→ **What is required**:
Write out the listing below without alteration, omitting its pictures.

Begin Dataset records

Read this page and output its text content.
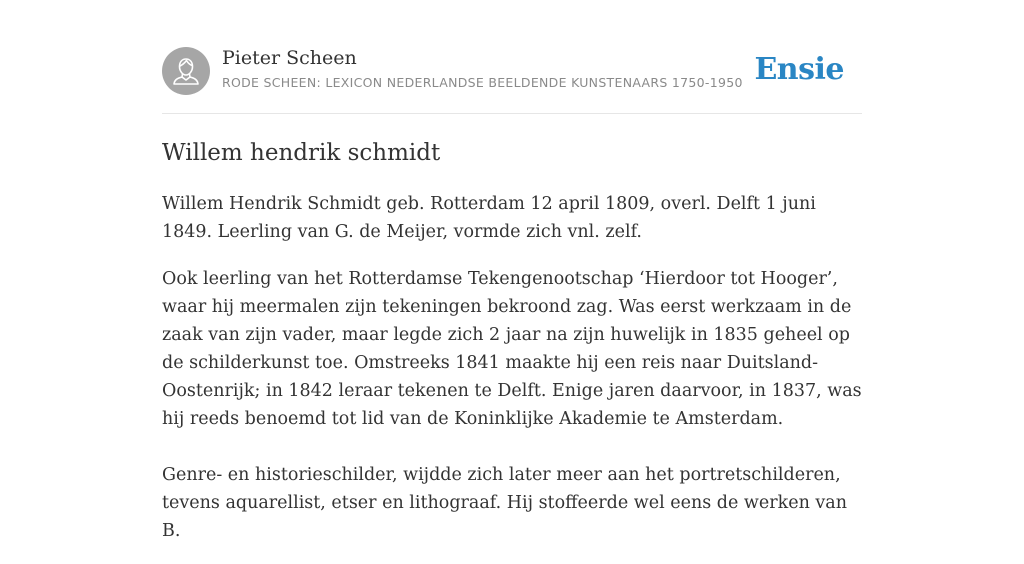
Pieter Scheen
RODE SCHEEN: LEXICON NEDERLANDSE BEELDENDE KUNSTENAARS 1750-1950 Ensie
Willem hendrik schmidt

Willem Hendrik Schmidt geb. Rotterdam 12 april 1809, overl. Delft 1 juni 1849. Leerling van G. de Meijer, vormde zich vnl. zelf.

Ook leerling van het Rotterdamse Tekengenootschap ‘Hierdoor tot Hooger’, waar hij meermalen zijn tekeningen bekroond zag. Was eerst werkzaam in de zaak van zijn vader, maar legde zich 2 jaar na zijn huwelijk in 1835 geheel op de schilderkunst toe. Omstreeks 1841 maakte hij een reis naar Duitsland-Oostenrijk; in 1842 leraar tekenen te Delft. Enige jaren daarvoor, in 1837, was hij reeds benoemd tot lid van de Koninklijke Akademie te Amsterdam.

Genre- en historieschilder, wijdde zich later meer aan het portretschilderen, tevens aquarellist, etser en lithograaf. Hij stoffeerde wel eens de werken van B.
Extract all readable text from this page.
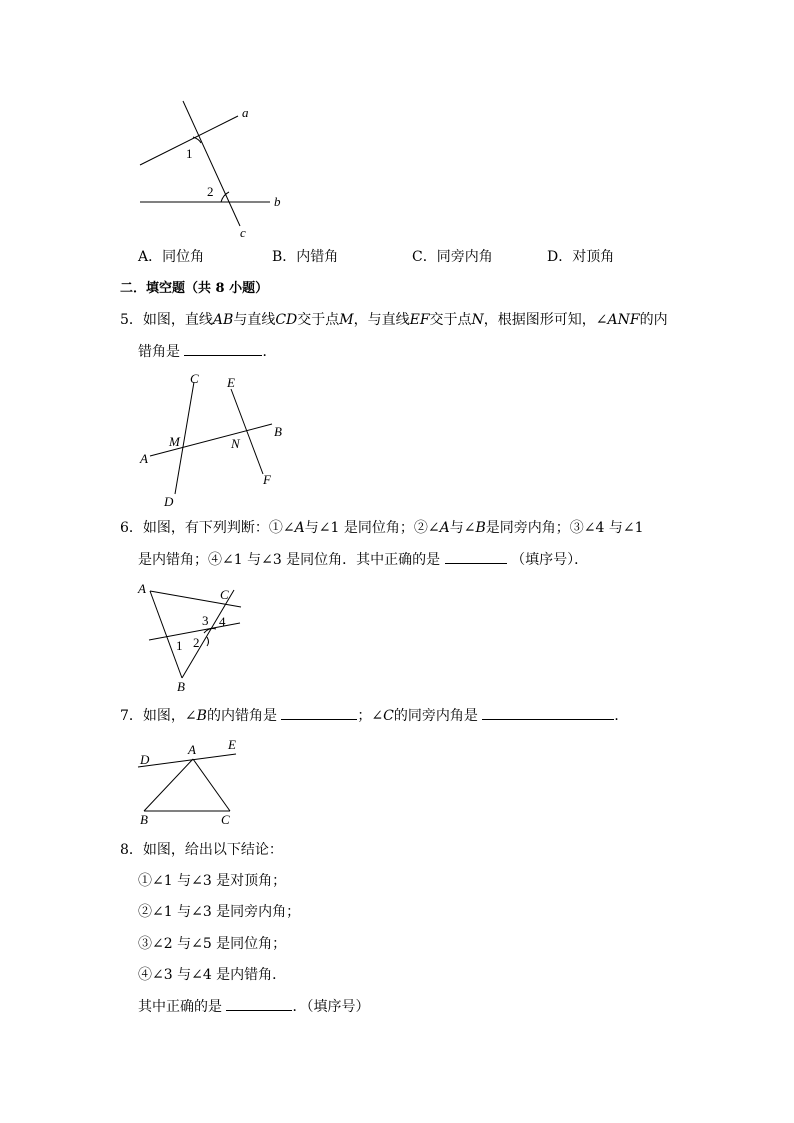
a
b
c
1
2
A．同位角	B．内错角	C．同旁内角	D．对顶角
二．填空题（共 8 小题）
5．如图，直线AB与直线CD交于点M，与直线EF交于点N，根据图形可知，∠ANF的内
错角是	．
A
B
C
D
E
F
M	N
6．如图，有下列判断：①∠A与∠1 是同位角；②∠A与∠B是同旁内角；③∠4 与∠1
是内错角；④∠1 与∠3 是同位角．其中正确的是	（填序号）．
A
B
C
1 2
3 4
7．如图，∠B的内错角是	；∠C的同旁内角是	．
A
B	C
D
E
8．如图，给出以下结论：
①∠1 与∠3 是对顶角；
②∠1 与∠3 是同旁内角；
③∠2 与∠5 是同位角；
④∠3 与∠4 是内错角．
其中正确的是	．（填序号）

End Dataset records

→ **Complete output**:
Read this page and output its text content.
Pieter Scheen
RODE SCHEEN: LEXICON NEDERLANDSE BEELDENDE KUNSTENAARS 1750-1950 Ensie
Willem hendrik schmidt

Willem Hendrik Schmidt geb. Rotterdam 12 april 1809, overl. Delft 1 juni 1849. Leerling van G. de Meijer, vormde zich vnl. zelf.

Ook leerling van het Rotterdamse Tekengenootschap ‘Hierdoor tot Hooger’, waar hij meermalen zijn tekeningen bekroond zag. Was eerst werkzaam in de zaak van zijn vader, maar legde zich 2 jaar na zijn huwelijk in 1835 geheel op de schilderkunst toe. Omstreeks 1841 maakte hij een reis naar Duitsland-Oostenrijk; in 1842 leraar tekenen te Delft. Enige jaren daarvoor, in 1837, was hij reeds benoemd tot lid van de Koninklijke Akademie te Amsterdam.

Genre- en historieschilder, wijdde zich later meer aan het portretschilderen, tevens aquarellist, etser en lithograaf. Hij stoffeerde wel eens de werken van B.
Extract all readable text from this page.
a
b
c
1
2
A．同位角	B．内错角	C．同旁内角	D．对顶角
二．填空题（共 8 小题）
5．如图，直线AB与直线CD交于点M，与直线EF交于点N，根据图形可知，∠ANF的内
错角是	．
A
B
C
D
E
F
M	N
6．如图，有下列判断：①∠A与∠1 是同位角；②∠A与∠B是同旁内角；③∠4 与∠1
是内错角；④∠1 与∠3 是同位角．其中正确的是	（填序号）．
A
B
C
1 2
3 4
7．如图，∠B的内错角是	；∠C的同旁内角是	．
A
B	C
D
E
8．如图，给出以下结论：
①∠1 与∠3 是对顶角；
②∠1 与∠3 是同旁内角；
③∠2 与∠5 是同位角；
④∠3 与∠4 是内错角．
其中正确的是	．（填序号）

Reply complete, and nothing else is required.